-- start of DATASET RECORDS --

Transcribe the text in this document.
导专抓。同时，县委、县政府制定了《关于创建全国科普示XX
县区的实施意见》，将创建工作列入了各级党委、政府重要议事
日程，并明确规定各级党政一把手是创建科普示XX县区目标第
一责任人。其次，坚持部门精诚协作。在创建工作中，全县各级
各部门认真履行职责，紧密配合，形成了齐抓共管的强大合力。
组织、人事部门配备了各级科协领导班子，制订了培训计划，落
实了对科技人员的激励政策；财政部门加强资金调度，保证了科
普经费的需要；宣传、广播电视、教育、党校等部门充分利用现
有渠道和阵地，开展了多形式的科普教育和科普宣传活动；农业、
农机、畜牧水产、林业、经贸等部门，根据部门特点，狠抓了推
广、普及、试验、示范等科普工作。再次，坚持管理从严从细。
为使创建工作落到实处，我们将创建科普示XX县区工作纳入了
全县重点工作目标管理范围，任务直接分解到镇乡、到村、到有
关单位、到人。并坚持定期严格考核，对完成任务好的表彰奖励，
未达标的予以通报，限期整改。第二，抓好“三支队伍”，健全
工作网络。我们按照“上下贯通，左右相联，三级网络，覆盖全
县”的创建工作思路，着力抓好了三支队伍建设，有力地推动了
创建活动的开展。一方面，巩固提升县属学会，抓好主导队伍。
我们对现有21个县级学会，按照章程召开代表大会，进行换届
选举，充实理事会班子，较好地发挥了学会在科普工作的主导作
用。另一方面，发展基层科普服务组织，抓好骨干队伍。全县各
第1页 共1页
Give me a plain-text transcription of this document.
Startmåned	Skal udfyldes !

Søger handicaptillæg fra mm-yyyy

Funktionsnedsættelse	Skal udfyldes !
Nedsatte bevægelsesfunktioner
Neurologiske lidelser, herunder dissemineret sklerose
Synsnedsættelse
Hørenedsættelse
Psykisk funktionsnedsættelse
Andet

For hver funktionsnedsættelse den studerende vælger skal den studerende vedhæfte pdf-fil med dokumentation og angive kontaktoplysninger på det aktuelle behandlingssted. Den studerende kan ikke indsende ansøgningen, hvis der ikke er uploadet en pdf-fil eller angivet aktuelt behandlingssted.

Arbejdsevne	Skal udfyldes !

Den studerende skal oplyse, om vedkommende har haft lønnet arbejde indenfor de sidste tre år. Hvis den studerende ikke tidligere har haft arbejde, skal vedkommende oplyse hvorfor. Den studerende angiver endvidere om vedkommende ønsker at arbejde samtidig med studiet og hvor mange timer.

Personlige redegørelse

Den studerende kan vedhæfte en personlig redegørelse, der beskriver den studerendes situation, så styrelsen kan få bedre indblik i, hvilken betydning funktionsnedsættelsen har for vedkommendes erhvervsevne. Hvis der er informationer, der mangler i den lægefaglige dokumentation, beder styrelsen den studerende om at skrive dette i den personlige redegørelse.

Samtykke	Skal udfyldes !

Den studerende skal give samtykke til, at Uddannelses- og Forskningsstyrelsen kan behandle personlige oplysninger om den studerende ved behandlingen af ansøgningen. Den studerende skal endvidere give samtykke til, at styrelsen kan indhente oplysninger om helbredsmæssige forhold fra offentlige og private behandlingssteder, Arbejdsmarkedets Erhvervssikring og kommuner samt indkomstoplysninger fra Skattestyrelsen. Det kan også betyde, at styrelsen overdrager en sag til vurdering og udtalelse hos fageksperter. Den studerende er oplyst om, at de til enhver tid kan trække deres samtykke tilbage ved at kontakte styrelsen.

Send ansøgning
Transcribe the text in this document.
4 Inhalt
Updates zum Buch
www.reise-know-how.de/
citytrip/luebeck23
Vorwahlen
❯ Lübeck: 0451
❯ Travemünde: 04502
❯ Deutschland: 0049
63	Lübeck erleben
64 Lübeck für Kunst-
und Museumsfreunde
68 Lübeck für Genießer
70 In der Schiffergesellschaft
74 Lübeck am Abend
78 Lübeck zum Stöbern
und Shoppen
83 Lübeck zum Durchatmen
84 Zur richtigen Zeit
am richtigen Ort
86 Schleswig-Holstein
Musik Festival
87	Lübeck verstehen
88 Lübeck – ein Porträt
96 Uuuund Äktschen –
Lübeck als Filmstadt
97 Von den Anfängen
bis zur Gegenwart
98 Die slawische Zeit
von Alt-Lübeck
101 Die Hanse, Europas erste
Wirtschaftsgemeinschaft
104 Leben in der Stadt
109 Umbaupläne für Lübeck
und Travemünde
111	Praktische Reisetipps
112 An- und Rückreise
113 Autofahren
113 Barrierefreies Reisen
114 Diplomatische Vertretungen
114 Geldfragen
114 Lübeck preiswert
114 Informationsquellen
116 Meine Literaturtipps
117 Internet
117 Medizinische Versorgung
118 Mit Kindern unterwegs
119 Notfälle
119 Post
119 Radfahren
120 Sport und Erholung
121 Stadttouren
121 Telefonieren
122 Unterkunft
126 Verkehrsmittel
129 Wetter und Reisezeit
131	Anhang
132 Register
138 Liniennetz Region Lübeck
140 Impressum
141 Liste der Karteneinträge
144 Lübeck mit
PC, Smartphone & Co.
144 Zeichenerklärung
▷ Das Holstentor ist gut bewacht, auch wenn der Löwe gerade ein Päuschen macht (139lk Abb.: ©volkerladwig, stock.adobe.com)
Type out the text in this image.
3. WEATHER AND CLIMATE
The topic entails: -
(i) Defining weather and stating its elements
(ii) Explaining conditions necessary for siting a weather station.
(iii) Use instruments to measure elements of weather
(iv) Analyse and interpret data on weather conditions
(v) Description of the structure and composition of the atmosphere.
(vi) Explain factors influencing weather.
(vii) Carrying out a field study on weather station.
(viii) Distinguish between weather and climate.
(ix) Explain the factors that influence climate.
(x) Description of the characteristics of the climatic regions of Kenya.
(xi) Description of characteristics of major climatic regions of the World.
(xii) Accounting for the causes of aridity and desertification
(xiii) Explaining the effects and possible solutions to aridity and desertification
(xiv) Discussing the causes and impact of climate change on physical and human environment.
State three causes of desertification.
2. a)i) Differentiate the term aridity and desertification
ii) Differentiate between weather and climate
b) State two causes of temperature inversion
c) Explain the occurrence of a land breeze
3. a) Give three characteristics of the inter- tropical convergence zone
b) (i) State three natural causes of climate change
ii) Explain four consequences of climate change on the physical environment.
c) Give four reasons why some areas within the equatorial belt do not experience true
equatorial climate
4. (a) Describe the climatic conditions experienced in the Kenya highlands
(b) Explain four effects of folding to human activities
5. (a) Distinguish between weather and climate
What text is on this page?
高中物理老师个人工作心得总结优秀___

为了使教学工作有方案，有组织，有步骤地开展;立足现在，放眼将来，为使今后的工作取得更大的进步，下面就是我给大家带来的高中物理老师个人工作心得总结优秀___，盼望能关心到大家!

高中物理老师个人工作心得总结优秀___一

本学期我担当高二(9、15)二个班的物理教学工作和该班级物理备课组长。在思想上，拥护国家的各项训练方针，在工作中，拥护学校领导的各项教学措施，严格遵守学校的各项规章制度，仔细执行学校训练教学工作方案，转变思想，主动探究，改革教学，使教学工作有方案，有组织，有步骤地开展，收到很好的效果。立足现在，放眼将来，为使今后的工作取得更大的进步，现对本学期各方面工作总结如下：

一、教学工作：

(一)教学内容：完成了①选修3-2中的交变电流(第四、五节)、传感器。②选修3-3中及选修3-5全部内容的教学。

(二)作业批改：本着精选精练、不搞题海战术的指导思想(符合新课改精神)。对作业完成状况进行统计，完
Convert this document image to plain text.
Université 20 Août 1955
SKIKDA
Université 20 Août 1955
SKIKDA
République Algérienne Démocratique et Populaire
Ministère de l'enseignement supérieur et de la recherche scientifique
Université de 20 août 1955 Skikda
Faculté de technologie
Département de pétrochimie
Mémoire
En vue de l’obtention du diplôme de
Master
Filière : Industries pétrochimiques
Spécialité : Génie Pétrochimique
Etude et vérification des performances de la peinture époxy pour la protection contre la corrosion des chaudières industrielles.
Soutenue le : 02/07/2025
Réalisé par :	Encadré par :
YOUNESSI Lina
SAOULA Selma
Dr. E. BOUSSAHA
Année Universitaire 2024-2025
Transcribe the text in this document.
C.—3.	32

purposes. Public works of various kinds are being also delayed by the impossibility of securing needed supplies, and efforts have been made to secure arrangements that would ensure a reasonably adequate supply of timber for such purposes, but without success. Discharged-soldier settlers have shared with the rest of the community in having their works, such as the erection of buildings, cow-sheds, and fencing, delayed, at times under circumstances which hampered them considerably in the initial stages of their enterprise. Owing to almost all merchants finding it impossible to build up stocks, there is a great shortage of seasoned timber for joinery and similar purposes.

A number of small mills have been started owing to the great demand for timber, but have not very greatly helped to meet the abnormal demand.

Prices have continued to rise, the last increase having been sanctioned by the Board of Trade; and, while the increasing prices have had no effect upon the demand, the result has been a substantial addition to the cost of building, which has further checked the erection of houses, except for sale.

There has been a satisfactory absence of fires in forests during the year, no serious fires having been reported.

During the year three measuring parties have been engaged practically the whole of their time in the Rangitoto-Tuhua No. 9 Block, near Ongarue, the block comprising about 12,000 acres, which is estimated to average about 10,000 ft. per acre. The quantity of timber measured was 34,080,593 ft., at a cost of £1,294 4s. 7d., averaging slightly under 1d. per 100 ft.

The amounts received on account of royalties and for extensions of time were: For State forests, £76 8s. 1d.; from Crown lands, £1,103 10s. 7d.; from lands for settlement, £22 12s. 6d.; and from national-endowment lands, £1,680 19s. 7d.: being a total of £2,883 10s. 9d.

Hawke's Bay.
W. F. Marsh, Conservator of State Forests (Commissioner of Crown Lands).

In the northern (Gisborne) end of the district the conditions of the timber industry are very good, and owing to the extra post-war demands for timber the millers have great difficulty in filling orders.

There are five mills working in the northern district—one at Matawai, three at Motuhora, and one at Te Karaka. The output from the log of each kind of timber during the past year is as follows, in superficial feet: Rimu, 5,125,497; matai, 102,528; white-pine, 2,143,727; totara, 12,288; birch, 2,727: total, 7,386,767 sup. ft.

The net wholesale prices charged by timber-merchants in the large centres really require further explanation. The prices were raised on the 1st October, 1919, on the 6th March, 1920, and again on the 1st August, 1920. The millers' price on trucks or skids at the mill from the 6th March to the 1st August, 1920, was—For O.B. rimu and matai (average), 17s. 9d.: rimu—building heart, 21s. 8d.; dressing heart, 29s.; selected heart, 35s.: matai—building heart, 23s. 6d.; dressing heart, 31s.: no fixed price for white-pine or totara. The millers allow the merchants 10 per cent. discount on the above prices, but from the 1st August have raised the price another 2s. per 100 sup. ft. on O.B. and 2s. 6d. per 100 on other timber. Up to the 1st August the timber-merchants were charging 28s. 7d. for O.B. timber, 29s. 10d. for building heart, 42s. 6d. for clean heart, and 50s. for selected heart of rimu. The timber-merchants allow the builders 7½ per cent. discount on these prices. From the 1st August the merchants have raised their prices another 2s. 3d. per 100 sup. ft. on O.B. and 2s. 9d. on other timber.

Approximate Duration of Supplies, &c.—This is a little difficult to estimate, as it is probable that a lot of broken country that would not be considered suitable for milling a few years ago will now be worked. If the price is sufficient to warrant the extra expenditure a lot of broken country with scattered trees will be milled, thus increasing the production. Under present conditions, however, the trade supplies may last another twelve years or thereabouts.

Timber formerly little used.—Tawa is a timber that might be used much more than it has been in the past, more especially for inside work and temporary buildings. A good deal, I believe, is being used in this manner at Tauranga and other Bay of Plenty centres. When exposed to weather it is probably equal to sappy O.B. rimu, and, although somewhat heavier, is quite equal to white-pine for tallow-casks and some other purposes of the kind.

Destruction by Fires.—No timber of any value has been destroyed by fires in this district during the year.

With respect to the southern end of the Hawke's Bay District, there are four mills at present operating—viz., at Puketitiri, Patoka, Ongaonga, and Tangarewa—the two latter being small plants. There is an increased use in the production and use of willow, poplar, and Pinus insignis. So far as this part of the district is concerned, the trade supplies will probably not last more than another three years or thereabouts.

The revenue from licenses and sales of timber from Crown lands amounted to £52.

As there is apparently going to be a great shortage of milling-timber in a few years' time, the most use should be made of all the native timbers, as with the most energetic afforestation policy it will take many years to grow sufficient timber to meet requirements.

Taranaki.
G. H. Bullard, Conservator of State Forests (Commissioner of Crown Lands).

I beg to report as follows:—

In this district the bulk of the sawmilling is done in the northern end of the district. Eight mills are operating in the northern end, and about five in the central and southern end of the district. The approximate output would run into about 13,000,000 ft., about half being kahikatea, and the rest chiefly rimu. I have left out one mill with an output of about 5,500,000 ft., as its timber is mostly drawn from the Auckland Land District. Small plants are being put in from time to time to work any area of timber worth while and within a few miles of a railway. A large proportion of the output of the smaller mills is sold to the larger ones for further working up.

-- end of DATASET RECORDS --

• [GOAL]:
From the listing above, collect every line that mentions the word "equatorial".

• [ANSWER BELOW]:
c) Give four reasons why some areas within the equatorial belt do not experience true
equatorial climate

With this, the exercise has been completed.